▶ [SUPPLIED INFORMATION]:

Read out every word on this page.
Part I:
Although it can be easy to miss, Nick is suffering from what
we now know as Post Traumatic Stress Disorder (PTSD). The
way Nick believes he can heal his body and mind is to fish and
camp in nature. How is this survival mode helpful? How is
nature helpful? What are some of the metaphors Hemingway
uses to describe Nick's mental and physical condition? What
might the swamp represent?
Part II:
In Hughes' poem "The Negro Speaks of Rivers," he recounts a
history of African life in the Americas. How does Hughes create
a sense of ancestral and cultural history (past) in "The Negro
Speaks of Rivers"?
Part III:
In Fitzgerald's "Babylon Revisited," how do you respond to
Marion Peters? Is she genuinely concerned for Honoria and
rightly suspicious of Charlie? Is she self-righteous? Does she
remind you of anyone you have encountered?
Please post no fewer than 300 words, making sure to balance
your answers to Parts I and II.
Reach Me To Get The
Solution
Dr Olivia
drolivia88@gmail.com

▶ [STATED EXERCISE]:
All of the entries need to be reproduced exactly; please write them out.

▶ [EXERCISE OUTPUT]:
Read out every word on this page.
Part I:
Although it can be easy to miss, Nick is suffering from what
we now know as Post Traumatic Stress Disorder (PTSD). The
way Nick believes he can heal his body and mind is to fish and
camp in nature. How is this survival mode helpful? How is
nature helpful? What are some of the metaphors Hemingway
uses to describe Nick's mental and physical condition? What
might the swamp represent?
Part II:
In Hughes' poem "The Negro Speaks of Rivers," he recounts a
history of African life in the Americas. How does Hughes create
a sense of ancestral and cultural history (past) in "The Negro
Speaks of Rivers"?
Part III:
In Fitzgerald's "Babylon Revisited," how do you respond to
Marion Peters? Is she genuinely concerned for Honoria and
rightly suspicious of Charlie? Is she self-righteous? Does she
remind you of anyone you have encountered?
Please post no fewer than 300 words, making sure to balance
your answers to Parts I and II.
Reach Me To Get The
Solution
Dr Olivia
drolivia88@gmail.com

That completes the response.